__Directions__
Render these lines as a Markdown table with a Row column for the row number and an Entry column for the line, leaving out any blank lines.

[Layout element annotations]
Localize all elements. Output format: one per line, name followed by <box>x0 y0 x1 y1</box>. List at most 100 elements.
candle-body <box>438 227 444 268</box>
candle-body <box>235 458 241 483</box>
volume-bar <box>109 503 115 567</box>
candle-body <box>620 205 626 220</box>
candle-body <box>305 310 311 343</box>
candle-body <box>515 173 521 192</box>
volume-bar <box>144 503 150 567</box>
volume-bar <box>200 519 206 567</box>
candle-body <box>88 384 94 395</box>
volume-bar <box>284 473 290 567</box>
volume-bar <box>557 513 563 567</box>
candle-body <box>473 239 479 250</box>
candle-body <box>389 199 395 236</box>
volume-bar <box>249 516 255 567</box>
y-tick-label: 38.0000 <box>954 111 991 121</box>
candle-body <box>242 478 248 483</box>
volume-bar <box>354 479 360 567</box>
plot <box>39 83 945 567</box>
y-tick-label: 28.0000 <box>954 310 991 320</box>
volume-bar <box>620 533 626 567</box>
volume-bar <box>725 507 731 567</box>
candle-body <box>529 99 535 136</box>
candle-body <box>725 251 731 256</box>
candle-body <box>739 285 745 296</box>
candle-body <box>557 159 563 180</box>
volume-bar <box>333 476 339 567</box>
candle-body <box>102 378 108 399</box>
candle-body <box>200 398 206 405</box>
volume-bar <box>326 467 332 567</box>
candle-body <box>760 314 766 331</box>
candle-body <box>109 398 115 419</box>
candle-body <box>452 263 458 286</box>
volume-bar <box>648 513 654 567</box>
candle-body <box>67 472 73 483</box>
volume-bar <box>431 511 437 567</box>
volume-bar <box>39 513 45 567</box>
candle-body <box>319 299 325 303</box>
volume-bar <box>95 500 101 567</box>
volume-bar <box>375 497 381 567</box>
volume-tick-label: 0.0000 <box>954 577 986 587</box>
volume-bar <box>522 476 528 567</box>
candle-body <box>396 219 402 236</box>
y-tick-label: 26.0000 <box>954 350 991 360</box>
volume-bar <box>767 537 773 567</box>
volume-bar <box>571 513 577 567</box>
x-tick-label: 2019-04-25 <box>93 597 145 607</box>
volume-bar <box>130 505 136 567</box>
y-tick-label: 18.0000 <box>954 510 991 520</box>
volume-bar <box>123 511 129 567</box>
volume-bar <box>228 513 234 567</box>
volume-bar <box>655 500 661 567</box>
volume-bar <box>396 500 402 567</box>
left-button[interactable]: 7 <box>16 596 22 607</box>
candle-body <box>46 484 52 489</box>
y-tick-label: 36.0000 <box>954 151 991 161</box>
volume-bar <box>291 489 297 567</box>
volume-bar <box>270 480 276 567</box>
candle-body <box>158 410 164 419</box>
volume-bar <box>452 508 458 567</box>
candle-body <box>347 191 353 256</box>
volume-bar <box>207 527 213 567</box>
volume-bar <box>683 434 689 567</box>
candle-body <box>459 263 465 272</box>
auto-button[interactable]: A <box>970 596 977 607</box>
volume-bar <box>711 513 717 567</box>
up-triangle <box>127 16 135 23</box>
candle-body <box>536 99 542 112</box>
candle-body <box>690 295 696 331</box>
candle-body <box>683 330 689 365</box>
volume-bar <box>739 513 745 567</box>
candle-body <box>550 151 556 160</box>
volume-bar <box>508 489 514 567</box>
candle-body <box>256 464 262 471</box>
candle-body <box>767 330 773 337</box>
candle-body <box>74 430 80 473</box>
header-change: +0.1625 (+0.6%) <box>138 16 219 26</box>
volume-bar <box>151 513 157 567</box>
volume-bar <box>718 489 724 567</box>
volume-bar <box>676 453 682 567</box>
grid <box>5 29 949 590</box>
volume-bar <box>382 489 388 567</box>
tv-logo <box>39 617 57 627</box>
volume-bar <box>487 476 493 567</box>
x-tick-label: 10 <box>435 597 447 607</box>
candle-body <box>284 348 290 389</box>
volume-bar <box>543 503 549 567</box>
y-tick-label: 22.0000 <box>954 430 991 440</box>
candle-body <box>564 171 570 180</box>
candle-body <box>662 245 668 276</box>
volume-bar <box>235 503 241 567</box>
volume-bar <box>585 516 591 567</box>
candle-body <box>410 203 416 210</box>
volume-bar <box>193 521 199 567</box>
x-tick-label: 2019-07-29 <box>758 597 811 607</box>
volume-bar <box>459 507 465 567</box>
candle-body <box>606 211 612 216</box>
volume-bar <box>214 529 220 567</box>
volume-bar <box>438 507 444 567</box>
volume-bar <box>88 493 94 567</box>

__Answer below__
| Row | Entry |
|---|---|
| 1 | Localize all elements. Output format: one per line, name followed by <box>x0 y0 x1 y1</box>. List at most 100 elements. |
| 2 | candle-body <box>438 227 444 268</box> |
| 3 | candle-body <box>235 458 241 483</box> |
| 4 | volume-bar <box>109 503 115 567</box> |
| 5 | candle-body <box>620 205 626 220</box> |
| 6 | candle-body <box>305 310 311 343</box> |
| 7 | candle-body <box>515 173 521 192</box> |
| 8 | volume-bar <box>144 503 150 567</box> |
| 9 | volume-bar <box>200 519 206 567</box> |
| 10 | candle-body <box>88 384 94 395</box> |
| 11 | volume-bar <box>284 473 290 567</box> |
| 12 | volume-bar <box>557 513 563 567</box> |
| 13 | candle-body <box>473 239 479 250</box> |
| 14 | candle-body <box>389 199 395 236</box> |
| 15 | volume-bar <box>249 516 255 567</box> |
| 16 | y-tick-label: 38.0000 <box>954 111 991 121</box> |
| 17 | candle-body <box>242 478 248 483</box> |
| 18 | volume-bar <box>354 479 360 567</box> |
| 19 | plot <box>39 83 945 567</box> |
| 20 | y-tick-label: 28.0000 <box>954 310 991 320</box> |
| 21 | volume-bar <box>620 533 626 567</box> |
| 22 | volume-bar <box>725 507 731 567</box> |
| 23 | candle-body <box>529 99 535 136</box> |
| 24 | candle-body <box>725 251 731 256</box> |
| 25 | candle-body <box>739 285 745 296</box> |
| 26 | candle-body <box>557 159 563 180</box> |
| 27 | volume-bar <box>333 476 339 567</box> |
| 28 | candle-body <box>102 378 108 399</box> |
| 29 | candle-body <box>200 398 206 405</box> |
| 30 | volume-bar <box>326 467 332 567</box> |
| 31 | candle-body <box>760 314 766 331</box> |
| 32 | candle-body <box>109 398 115 419</box> |
| 33 | candle-body <box>452 263 458 286</box> |
| 34 | volume-bar <box>648 513 654 567</box> |
| 35 | candle-body <box>67 472 73 483</box> |
| 36 | volume-bar <box>431 511 437 567</box> |
| 37 | volume-bar <box>39 513 45 567</box> |
| 38 | candle-body <box>319 299 325 303</box> |
| 39 | volume-bar <box>95 500 101 567</box> |
| 40 | volume-bar <box>375 497 381 567</box> |
| 41 | volume-tick-label: 0.0000 <box>954 577 986 587</box> |
| 42 | volume-bar <box>522 476 528 567</box> |
| 43 | candle-body <box>396 219 402 236</box> |
| 44 | y-tick-label: 26.0000 <box>954 350 991 360</box> |
| 45 | volume-bar <box>767 537 773 567</box> |
| 46 | volume-bar <box>571 513 577 567</box> |
| 47 | x-tick-label: 2019-04-25 <box>93 597 145 607</box> |
| 48 | volume-bar <box>130 505 136 567</box> |
| 49 | y-tick-label: 18.0000 <box>954 510 991 520</box> |
| 50 | volume-bar <box>123 511 129 567</box> |
| 51 | volume-bar <box>228 513 234 567</box> |
| 52 | volume-bar <box>655 500 661 567</box> |
| 53 | volume-bar <box>396 500 402 567</box> |
| 54 | left-button[interactable]: 7 <box>16 596 22 607</box> |
| 55 | candle-body <box>46 484 52 489</box> |
| 56 | y-tick-label: 36.0000 <box>954 151 991 161</box> |
| 57 | volume-bar <box>291 489 297 567</box> |
| 58 | volume-bar <box>270 480 276 567</box> |
| 59 | candle-body <box>158 410 164 419</box> |
| 60 | volume-bar <box>452 508 458 567</box> |
| 61 | candle-body <box>347 191 353 256</box> |
| 62 | volume-bar <box>207 527 213 567</box> |
| 63 | volume-bar <box>683 434 689 567</box> |
| 64 | candle-body <box>459 263 465 272</box> |
| 65 | auto-button[interactable]: A <box>970 596 977 607</box> |
| 66 | volume-bar <box>711 513 717 567</box> |
| 67 | up-triangle <box>127 16 135 23</box> |
| 68 | candle-body <box>536 99 542 112</box> |
| 69 | candle-body <box>690 295 696 331</box> |
| 70 | candle-body <box>683 330 689 365</box> |
| 71 | volume-bar <box>739 513 745 567</box> |
| 72 | candle-body <box>550 151 556 160</box> |
| 73 | volume-bar <box>508 489 514 567</box> |
| 74 | candle-body <box>256 464 262 471</box> |
| 75 | candle-body <box>767 330 773 337</box> |
| 76 | candle-body <box>74 430 80 473</box> |
| 77 | header-change: +0.1625 (+0.6%) <box>138 16 219 26</box> |
| 78 | volume-bar <box>151 513 157 567</box> |
| 79 | volume-bar <box>718 489 724 567</box> |
| 80 | volume-bar <box>676 453 682 567</box> |
| 81 | grid <box>5 29 949 590</box> |
| 82 | volume-bar <box>382 489 388 567</box> |
| 83 | tv-logo <box>39 617 57 627</box> |
| 84 | volume-bar <box>487 476 493 567</box> |
| 85 | x-tick-label: 10 <box>435 597 447 607</box> |
| 86 | candle-body <box>284 348 290 389</box> |
| 87 | volume-bar <box>543 503 549 567</box> |
| 88 | y-tick-label: 22.0000 <box>954 430 991 440</box> |
| 89 | candle-body <box>564 171 570 180</box> |
| 90 | candle-body <box>662 245 668 276</box> |
| 91 | volume-bar <box>235 503 241 567</box> |
| 92 | volume-bar <box>585 516 591 567</box> |
| 93 | candle-body <box>410 203 416 210</box> |
| 94 | volume-bar <box>193 521 199 567</box> |
| 95 | x-tick-label: 2019-07-29 <box>758 597 811 607</box> |
| 96 | volume-bar <box>459 507 465 567</box> |
| 97 | candle-body <box>606 211 612 216</box> |
| 98 | volume-bar <box>214 529 220 567</box> |
| 99 | volume-bar <box>438 507 444 567</box> |
| 100 | volume-bar <box>88 493 94 567</box> |